Figure collection entries

● ● ● ●

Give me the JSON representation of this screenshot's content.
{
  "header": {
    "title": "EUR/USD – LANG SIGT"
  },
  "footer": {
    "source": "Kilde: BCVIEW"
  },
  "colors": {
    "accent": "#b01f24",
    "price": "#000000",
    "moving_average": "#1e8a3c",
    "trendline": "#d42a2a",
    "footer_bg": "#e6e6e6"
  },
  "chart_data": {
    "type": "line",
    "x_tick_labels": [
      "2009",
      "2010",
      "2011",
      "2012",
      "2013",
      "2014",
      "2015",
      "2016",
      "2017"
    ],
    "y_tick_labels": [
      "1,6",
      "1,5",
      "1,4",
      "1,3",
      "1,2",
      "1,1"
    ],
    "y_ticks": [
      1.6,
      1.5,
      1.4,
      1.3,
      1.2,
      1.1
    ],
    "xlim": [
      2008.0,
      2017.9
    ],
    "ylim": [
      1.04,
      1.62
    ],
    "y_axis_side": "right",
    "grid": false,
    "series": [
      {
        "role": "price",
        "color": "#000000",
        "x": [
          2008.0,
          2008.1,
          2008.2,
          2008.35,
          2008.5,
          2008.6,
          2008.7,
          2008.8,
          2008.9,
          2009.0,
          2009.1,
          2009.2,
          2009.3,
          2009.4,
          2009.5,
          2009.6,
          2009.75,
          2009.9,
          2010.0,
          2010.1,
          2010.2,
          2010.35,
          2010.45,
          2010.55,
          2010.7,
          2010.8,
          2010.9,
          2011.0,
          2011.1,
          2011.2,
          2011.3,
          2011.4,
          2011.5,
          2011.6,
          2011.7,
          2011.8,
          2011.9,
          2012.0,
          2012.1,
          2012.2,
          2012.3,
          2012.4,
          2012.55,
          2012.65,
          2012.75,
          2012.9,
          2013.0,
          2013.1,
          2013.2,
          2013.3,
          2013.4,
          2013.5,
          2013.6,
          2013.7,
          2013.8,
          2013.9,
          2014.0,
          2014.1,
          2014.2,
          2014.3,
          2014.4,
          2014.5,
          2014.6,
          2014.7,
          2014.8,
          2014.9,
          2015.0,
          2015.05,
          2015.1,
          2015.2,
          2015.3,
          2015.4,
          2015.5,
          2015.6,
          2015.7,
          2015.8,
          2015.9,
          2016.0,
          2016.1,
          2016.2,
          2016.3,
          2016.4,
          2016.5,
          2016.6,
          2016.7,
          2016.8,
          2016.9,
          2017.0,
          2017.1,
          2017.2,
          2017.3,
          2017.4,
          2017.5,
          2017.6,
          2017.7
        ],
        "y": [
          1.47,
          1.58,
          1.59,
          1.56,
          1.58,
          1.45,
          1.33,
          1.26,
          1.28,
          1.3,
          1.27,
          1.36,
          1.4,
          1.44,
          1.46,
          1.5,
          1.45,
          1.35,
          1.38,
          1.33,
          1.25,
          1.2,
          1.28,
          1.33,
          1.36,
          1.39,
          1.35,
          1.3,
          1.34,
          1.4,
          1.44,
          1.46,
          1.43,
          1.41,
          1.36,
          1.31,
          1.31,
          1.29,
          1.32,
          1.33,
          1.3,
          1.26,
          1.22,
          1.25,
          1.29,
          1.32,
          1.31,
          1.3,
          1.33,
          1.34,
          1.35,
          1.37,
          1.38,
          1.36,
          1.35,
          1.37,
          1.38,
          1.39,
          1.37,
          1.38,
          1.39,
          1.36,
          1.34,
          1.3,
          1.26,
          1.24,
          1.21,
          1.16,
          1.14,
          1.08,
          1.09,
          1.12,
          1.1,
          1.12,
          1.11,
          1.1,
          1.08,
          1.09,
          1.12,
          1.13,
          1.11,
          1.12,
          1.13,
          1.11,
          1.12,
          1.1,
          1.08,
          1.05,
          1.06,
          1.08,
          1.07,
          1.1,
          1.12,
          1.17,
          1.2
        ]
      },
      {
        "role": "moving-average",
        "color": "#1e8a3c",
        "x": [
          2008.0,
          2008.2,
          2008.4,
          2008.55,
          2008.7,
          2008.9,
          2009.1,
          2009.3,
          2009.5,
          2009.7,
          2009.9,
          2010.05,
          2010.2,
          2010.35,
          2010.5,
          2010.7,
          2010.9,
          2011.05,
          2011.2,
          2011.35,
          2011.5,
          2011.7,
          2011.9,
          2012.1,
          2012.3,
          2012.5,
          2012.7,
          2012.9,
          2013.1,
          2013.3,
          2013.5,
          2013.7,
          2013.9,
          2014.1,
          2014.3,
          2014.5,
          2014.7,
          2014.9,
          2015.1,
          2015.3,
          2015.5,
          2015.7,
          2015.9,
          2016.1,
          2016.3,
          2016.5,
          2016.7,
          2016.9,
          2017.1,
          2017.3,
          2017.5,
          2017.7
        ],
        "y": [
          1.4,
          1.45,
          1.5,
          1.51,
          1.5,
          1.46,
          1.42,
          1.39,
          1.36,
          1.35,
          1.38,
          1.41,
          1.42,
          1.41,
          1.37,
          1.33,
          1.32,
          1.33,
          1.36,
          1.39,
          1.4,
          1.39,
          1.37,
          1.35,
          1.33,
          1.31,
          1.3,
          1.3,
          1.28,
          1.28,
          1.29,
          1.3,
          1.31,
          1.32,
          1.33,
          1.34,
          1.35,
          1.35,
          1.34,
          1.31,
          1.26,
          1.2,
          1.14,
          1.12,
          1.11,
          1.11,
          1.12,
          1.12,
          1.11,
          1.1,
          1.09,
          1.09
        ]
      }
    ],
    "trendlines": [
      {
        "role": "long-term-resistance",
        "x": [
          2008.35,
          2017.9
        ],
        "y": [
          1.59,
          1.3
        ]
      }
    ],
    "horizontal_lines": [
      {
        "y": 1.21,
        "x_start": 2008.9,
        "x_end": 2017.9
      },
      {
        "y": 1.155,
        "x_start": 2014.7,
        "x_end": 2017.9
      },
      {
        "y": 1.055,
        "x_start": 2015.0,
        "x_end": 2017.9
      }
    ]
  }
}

● ● ● ●

- _Exercise brief_
Using the listing above, return all lines where the word "role" occurs.

- _Expected answer_
        "role": "price",
        "role": "moving-average",
        "role": "long-term-resistance",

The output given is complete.